# Exercise
Write out every line of the material exactly as it appears.

# Dataset records
○ ○ ○ ○
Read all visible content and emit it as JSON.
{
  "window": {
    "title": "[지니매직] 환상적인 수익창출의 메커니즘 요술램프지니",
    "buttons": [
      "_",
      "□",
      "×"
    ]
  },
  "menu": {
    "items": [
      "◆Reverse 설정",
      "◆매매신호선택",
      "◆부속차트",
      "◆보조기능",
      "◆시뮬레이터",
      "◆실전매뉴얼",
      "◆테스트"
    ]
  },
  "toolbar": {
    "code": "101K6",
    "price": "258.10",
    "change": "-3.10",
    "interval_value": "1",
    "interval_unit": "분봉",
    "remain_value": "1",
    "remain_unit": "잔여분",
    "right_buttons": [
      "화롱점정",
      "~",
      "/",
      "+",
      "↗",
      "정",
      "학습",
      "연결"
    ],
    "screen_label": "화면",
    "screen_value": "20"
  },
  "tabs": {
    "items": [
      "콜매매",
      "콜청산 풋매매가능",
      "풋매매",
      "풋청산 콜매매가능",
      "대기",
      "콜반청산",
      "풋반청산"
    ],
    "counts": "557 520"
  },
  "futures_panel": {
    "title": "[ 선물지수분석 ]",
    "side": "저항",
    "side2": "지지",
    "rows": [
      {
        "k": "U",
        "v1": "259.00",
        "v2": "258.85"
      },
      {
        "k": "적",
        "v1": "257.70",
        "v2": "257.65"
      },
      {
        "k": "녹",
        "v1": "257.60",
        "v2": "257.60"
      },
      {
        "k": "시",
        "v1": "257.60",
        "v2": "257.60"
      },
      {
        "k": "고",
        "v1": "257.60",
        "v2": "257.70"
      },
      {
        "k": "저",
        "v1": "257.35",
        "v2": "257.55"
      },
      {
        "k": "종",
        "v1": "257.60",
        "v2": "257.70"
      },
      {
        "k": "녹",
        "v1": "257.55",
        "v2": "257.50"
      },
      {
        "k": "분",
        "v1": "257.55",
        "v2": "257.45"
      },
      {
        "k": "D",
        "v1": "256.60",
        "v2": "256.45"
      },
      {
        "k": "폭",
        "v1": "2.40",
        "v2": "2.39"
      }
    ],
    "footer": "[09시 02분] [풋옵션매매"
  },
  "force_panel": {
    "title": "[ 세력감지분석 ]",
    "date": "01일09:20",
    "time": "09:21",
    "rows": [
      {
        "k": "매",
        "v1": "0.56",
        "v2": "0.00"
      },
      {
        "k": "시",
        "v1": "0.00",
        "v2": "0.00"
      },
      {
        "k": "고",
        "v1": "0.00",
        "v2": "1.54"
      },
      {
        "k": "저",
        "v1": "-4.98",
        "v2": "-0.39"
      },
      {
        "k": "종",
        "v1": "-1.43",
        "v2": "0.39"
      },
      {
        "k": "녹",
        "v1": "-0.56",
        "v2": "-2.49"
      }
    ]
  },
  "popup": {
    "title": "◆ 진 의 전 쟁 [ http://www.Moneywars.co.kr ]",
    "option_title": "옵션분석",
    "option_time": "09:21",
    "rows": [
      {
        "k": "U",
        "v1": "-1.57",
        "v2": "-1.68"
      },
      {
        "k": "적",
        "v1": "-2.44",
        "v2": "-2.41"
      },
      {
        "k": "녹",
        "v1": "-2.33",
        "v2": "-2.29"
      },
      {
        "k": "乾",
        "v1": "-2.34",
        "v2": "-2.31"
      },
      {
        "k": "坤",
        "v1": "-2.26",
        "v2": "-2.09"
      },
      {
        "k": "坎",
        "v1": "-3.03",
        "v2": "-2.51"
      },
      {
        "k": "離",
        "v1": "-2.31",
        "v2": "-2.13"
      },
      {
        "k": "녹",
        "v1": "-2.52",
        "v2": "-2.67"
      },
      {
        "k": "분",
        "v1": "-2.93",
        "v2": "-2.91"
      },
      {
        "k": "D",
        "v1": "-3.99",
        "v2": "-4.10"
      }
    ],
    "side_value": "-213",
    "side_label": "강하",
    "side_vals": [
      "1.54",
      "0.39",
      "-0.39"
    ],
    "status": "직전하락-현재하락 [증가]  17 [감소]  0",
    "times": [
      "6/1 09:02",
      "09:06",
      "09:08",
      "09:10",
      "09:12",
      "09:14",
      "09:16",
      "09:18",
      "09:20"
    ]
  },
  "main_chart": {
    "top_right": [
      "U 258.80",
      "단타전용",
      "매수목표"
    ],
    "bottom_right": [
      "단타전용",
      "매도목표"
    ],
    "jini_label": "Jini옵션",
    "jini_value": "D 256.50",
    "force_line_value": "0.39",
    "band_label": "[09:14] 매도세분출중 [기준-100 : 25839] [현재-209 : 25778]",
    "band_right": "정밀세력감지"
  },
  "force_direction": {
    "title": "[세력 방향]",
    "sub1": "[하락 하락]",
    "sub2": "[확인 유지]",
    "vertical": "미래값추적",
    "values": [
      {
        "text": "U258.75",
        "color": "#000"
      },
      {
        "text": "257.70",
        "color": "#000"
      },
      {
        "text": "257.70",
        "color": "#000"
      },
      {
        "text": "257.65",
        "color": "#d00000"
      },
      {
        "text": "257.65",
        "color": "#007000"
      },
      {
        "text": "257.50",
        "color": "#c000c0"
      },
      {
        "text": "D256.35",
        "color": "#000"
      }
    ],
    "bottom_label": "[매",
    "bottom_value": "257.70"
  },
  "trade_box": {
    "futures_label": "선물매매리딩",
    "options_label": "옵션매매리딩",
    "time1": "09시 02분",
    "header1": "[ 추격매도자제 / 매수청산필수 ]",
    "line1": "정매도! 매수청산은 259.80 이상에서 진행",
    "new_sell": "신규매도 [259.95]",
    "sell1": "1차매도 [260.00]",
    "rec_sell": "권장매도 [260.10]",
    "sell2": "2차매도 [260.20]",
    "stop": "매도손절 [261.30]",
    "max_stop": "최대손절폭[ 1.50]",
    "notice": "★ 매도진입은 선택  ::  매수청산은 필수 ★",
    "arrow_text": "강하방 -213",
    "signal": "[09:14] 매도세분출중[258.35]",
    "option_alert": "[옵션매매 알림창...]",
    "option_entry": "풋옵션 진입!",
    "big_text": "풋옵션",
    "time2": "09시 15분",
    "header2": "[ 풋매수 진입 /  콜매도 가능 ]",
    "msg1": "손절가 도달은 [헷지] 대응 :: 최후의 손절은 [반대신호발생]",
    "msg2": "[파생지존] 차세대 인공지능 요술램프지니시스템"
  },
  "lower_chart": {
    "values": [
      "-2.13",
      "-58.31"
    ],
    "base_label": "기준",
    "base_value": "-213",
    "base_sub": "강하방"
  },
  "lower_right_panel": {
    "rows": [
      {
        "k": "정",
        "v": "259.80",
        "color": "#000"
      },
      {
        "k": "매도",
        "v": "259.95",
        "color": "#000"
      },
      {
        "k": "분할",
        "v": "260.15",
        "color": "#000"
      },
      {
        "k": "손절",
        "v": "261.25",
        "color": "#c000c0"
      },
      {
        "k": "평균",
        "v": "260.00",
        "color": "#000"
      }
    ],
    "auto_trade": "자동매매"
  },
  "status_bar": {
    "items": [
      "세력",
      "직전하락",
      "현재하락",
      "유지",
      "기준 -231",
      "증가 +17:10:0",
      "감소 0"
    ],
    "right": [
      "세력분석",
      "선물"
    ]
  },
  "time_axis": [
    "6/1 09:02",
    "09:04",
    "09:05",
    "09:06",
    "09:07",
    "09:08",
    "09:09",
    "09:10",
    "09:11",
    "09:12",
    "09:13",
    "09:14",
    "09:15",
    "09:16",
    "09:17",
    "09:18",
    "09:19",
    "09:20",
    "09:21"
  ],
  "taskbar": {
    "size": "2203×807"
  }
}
○ ○ ○ ○
# Correct response
Read all visible content and emit it as JSON.
{
  "window": {
    "title": "[지니매직] 환상적인 수익창출의 메커니즘 요술램프지니",
    "buttons": [
      "_",
      "□",
      "×"
    ]
  },
  "menu": {
    "items": [
      "◆Reverse 설정",
      "◆매매신호선택",
      "◆부속차트",
      "◆보조기능",
      "◆시뮬레이터",
      "◆실전매뉴얼",
      "◆테스트"
    ]
  },
  "toolbar": {
    "code": "101K6",
    "price": "258.10",
    "change": "-3.10",
    "interval_value": "1",
    "interval_unit": "분봉",
    "remain_value": "1",
    "remain_unit": "잔여분",
    "right_buttons": [
      "화롱점정",
      "~",
      "/",
      "+",
      "↗",
      "정",
      "학습",
      "연결"
    ],
    "screen_label": "화면",
    "screen_value": "20"
  },
  "tabs": {
    "items": [
      "콜매매",
      "콜청산 풋매매가능",
      "풋매매",
      "풋청산 콜매매가능",
      "대기",
      "콜반청산",
      "풋반청산"
    ],
    "counts": "557 520"
  },
  "futures_panel": {
    "title": "[ 선물지수분석 ]",
    "side": "저항",
    "side2": "지지",
    "rows": [
      {
        "k": "U",
        "v1": "259.00",
        "v2": "258.85"
      },
      {
        "k": "적",
        "v1": "257.70",
        "v2": "257.65"
      },
      {
        "k": "녹",
        "v1": "257.60",
        "v2": "257.60"
      },
      {
        "k": "시",
        "v1": "257.60",
        "v2": "257.60"
      },
      {
        "k": "고",
        "v1": "257.60",
        "v2": "257.70"
      },
      {
        "k": "저",
        "v1": "257.35",
        "v2": "257.55"
      },
      {
        "k": "종",
        "v1": "257.60",
        "v2": "257.70"
      },
      {
        "k": "녹",
        "v1": "257.55",
        "v2": "257.50"
      },
      {
        "k": "분",
        "v1": "257.55",
        "v2": "257.45"
      },
      {
        "k": "D",
        "v1": "256.60",
        "v2": "256.45"
      },
      {
        "k": "폭",
        "v1": "2.40",
        "v2": "2.39"
      }
    ],
    "footer": "[09시 02분] [풋옵션매매"
  },
  "force_panel": {
    "title": "[ 세력감지분석 ]",
    "date": "01일09:20",
    "time": "09:21",
    "rows": [
      {
        "k": "매",
        "v1": "0.56",
        "v2": "0.00"
      },
      {
        "k": "시",
        "v1": "0.00",
        "v2": "0.00"
      },
      {
        "k": "고",
        "v1": "0.00",
        "v2": "1.54"
      },
      {
        "k": "저",
        "v1": "-4.98",
        "v2": "-0.39"
      },
      {
        "k": "종",
        "v1": "-1.43",
        "v2": "0.39"
      },
      {
        "k": "녹",
        "v1": "-0.56",
        "v2": "-2.49"
      }
    ]
  },
  "popup": {
    "title": "◆ 진 의 전 쟁 [ http://www.Moneywars.co.kr ]",
    "option_title": "옵션분석",
    "option_time": "09:21",
    "rows": [
      {
        "k": "U",
        "v1": "-1.57",
        "v2": "-1.68"
      },
      {
        "k": "적",
        "v1": "-2.44",
        "v2": "-2.41"
      },
      {
        "k": "녹",
        "v1": "-2.33",
        "v2": "-2.29"
      },
      {
        "k": "乾",
        "v1": "-2.34",
        "v2": "-2.31"
      },
      {
        "k": "坤",
        "v1": "-2.26",
        "v2": "-2.09"
      },
      {
        "k": "坎",
        "v1": "-3.03",
        "v2": "-2.51"
      },
      {
        "k": "離",
        "v1": "-2.31",
        "v2": "-2.13"
      },
      {
        "k": "녹",
        "v1": "-2.52",
        "v2": "-2.67"
      },
      {
        "k": "분",
        "v1": "-2.93",
        "v2": "-2.91"
      },
      {
        "k": "D",
        "v1": "-3.99",
        "v2": "-4.10"
      }
    ],
    "side_value": "-213",
    "side_label": "강하",
    "side_vals": [
      "1.54",
      "0.39",
      "-0.39"
    ],
    "status": "직전하락-현재하락 [증가]  17 [감소]  0",
    "times": [
      "6/1 09:02",
      "09:06",
      "09:08",
      "09:10",
      "09:12",
      "09:14",
      "09:16",
      "09:18",
      "09:20"
    ]
  },
  "main_chart": {
    "top_right": [
      "U 258.80",
      "단타전용",
      "매수목표"
    ],
    "bottom_right": [
      "단타전용",
      "매도목표"
    ],
    "jini_label": "Jini옵션",
    "jini_value": "D 256.50",
    "force_line_value": "0.39",
    "band_label": "[09:14] 매도세분출중 [기준-100 : 25839] [현재-209 : 25778]",
    "band_right": "정밀세력감지"
  },
  "force_direction": {
    "title": "[세력 방향]",
    "sub1": "[하락 하락]",
    "sub2": "[확인 유지]",
    "vertical": "미래값추적",
    "values": [
      {
        "text": "U258.75",
        "color": "#000"
      },
      {
        "text": "257.70",
        "color": "#000"
      },
      {
        "text": "257.70",
        "color": "#000"
      },
      {
        "text": "257.65",
        "color": "#d00000"
      },
      {
        "text": "257.65",
        "color": "#007000"
      },
      {
        "text": "257.50",
        "color": "#c000c0"
      },
      {
        "text": "D256.35",
        "color": "#000"
      }
    ],
    "bottom_label": "[매",
    "bottom_value": "257.70"
  },
  "trade_box": {
    "futures_label": "선물매매리딩",
    "options_label": "옵션매매리딩",
    "time1": "09시 02분",
    "header1": "[ 추격매도자제 / 매수청산필수 ]",
    "line1": "정매도! 매수청산은 259.80 이상에서 진행",
    "new_sell": "신규매도 [259.95]",
    "sell1": "1차매도 [260.00]",
    "rec_sell": "권장매도 [260.10]",
    "sell2": "2차매도 [260.20]",
    "stop": "매도손절 [261.30]",
    "max_stop": "최대손절폭[ 1.50]",
    "notice": "★ 매도진입은 선택  ::  매수청산은 필수 ★",
    "arrow_text": "강하방 -213",
    "signal": "[09:14] 매도세분출중[258.35]",
    "option_alert": "[옵션매매 알림창...]",
    "option_entry": "풋옵션 진입!",
    "big_text": "풋옵션",
    "time2": "09시 15분",
    "header2": "[ 풋매수 진입 /  콜매도 가능 ]",
    "msg1": "손절가 도달은 [헷지] 대응 :: 최후의 손절은 [반대신호발생]",
    "msg2": "[파생지존] 차세대 인공지능 요술램프지니시스템"
  },
  "lower_chart": {
    "values": [
      "-2.13",
      "-58.31"
    ],
    "base_label": "기준",
    "base_value": "-213",
    "base_sub": "강하방"
  },
  "lower_right_panel": {
    "rows": [
      {
        "k": "정",
        "v": "259.80",
        "color": "#000"
      },
      {
        "k": "매도",
        "v": "259.95",
        "color": "#000"
      },
      {
        "k": "분할",
        "v": "260.15",
        "color": "#000"
      },
      {
        "k": "손절",
        "v": "261.25",
        "color": "#c000c0"
      },
      {
        "k": "평균",
        "v": "260.00",
        "color": "#000"
      }
    ],
    "auto_trade": "자동매매"
  },
  "status_bar": {
    "items": [
      "세력",
      "직전하락",
      "현재하락",
      "유지",
      "기준 -231",
      "증가 +17:10:0",
      "감소 0"
    ],
    "right": [
      "세력분석",
      "선물"
    ]
  },
  "time_axis": [
    "6/1 09:02",
    "09:04",
    "09:05",
    "09:06",
    "09:07",
    "09:08",
    "09:09",
    "09:10",
    "09:11",
    "09:12",
    "09:13",
    "09:14",
    "09:15",
    "09:16",
    "09:17",
    "09:18",
    "09:19",
    "09:20",
    "09:21"
  ],
  "taskbar": {
    "size": "2203×807"
  }
}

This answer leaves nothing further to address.